Problem details: In the records below, find each line containing the word "JSON" and copy it.

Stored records
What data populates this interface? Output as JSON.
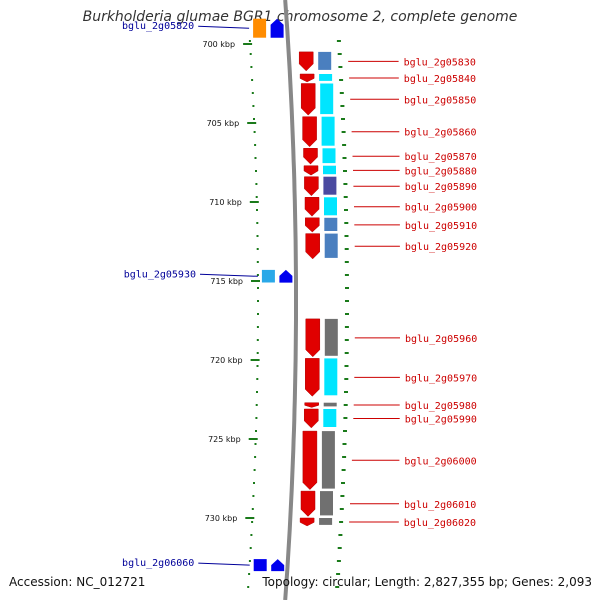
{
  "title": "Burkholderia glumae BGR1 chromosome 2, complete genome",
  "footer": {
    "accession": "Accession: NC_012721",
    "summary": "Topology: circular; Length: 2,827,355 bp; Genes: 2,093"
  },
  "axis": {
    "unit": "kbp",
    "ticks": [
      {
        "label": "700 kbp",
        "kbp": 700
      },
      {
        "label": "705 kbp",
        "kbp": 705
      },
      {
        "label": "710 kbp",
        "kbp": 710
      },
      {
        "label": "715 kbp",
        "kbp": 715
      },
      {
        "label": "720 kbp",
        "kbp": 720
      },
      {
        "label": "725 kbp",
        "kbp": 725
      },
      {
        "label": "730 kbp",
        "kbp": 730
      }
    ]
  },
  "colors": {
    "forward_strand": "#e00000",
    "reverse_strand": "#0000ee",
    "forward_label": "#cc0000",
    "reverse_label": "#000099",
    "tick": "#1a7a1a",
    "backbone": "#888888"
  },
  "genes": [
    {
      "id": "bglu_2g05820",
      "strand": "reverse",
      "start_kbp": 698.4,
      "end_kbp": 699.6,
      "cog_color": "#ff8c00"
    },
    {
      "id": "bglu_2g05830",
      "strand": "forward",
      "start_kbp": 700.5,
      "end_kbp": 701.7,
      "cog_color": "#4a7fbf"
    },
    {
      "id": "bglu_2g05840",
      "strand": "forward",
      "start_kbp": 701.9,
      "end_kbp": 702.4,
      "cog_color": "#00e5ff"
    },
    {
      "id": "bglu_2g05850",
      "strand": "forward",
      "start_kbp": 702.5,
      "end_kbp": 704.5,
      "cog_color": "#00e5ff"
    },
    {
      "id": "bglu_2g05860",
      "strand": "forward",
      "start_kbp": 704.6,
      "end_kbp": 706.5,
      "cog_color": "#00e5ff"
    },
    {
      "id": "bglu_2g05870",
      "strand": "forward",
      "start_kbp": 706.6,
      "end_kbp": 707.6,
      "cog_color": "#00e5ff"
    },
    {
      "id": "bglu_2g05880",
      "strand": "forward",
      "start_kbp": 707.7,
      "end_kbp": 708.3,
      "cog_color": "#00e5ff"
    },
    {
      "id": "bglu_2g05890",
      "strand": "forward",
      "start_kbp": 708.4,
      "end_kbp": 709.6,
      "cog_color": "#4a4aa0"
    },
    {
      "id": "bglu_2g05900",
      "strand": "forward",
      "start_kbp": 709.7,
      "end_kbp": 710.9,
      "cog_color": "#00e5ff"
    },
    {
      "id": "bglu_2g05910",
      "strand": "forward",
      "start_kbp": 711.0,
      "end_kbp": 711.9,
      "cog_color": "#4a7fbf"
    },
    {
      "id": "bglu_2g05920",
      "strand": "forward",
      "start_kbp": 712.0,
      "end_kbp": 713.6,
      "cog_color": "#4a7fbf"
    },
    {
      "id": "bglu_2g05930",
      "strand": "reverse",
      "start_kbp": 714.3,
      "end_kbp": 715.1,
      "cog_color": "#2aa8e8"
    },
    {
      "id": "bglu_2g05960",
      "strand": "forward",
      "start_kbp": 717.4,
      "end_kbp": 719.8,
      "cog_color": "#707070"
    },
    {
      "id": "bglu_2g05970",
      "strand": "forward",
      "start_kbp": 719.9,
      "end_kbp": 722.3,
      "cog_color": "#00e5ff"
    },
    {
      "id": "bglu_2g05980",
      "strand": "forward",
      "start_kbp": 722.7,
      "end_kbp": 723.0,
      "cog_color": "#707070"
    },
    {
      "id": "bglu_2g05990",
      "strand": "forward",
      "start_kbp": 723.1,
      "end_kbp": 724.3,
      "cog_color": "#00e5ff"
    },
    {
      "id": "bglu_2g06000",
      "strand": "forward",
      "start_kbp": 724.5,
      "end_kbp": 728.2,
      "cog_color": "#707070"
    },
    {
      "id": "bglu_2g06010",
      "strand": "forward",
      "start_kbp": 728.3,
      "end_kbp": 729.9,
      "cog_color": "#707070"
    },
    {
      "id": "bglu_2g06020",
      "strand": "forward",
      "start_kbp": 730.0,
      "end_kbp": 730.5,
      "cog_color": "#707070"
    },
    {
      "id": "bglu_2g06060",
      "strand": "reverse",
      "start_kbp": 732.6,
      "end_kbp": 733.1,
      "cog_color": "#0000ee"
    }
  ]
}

* * *

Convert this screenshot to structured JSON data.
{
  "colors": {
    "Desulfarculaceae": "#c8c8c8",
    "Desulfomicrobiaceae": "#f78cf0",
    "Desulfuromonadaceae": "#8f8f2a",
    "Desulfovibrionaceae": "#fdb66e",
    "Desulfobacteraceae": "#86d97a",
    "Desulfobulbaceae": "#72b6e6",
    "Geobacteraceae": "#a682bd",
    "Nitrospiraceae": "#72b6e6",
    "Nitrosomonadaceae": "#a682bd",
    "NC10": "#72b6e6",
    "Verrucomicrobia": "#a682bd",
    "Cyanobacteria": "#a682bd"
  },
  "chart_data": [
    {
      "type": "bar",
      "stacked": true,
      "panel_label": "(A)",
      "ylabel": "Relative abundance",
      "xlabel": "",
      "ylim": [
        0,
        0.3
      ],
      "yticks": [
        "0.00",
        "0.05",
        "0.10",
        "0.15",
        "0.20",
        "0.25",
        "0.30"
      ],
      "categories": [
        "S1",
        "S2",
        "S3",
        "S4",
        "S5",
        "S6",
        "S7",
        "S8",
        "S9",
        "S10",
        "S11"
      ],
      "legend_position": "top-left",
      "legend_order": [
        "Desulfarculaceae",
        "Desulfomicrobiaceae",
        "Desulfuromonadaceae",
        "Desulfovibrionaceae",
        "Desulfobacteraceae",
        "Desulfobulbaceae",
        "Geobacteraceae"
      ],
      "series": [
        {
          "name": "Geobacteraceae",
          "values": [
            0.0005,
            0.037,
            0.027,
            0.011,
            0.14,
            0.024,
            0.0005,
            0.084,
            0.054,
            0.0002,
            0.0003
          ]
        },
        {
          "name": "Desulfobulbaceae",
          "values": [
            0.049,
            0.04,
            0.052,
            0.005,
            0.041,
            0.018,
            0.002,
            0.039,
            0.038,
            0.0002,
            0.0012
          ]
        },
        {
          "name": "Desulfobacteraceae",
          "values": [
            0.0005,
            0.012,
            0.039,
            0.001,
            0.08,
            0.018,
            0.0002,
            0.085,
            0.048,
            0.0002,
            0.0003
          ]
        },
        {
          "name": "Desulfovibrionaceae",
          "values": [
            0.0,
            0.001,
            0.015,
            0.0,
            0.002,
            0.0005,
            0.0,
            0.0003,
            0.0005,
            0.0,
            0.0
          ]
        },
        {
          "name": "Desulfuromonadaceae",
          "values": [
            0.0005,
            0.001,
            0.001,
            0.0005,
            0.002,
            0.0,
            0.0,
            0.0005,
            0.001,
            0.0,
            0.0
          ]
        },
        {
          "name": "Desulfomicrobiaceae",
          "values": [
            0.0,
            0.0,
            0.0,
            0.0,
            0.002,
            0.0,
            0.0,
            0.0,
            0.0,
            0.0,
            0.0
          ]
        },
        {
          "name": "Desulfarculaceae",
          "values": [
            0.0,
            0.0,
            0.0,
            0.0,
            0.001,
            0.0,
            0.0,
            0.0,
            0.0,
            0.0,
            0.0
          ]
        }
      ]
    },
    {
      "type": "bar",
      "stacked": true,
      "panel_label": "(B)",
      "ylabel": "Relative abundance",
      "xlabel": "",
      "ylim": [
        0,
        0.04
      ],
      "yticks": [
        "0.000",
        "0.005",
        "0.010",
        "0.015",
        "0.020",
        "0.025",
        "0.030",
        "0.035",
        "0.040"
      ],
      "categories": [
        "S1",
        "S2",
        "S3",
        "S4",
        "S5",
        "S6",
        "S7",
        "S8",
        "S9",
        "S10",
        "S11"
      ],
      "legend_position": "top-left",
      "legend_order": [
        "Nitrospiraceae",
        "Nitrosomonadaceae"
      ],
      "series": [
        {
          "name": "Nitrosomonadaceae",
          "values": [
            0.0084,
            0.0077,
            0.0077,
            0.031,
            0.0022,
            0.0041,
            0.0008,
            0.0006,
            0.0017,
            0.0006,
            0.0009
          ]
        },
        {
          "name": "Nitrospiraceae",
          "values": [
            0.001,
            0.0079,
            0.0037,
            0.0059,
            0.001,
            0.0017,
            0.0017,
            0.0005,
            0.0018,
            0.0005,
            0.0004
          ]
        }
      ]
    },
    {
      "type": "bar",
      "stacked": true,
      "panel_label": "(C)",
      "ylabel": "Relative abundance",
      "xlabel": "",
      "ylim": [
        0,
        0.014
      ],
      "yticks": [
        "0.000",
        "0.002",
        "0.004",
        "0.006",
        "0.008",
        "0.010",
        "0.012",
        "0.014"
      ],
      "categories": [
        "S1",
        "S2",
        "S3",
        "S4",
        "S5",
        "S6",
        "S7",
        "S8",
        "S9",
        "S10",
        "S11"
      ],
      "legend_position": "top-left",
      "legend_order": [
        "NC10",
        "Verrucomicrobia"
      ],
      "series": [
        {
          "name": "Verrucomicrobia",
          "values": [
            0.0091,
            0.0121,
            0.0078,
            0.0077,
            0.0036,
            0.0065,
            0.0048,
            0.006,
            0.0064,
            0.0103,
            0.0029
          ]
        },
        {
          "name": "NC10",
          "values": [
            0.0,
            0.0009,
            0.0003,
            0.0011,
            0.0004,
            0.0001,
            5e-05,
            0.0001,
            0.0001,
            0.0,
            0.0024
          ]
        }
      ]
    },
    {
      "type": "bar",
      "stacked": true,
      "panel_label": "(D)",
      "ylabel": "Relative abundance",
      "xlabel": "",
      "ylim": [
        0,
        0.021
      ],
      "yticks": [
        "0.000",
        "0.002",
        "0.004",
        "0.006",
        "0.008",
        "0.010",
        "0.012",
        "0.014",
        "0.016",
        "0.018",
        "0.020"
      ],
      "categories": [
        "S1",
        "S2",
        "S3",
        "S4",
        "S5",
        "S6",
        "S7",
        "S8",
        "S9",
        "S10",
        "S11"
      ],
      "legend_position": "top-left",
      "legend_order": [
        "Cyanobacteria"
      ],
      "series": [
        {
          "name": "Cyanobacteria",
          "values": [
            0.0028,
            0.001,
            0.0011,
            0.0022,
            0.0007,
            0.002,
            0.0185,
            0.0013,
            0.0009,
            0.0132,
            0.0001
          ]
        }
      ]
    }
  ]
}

Task response:
What data populates this interface? Output as JSON.
Convert this screenshot to structured JSON data.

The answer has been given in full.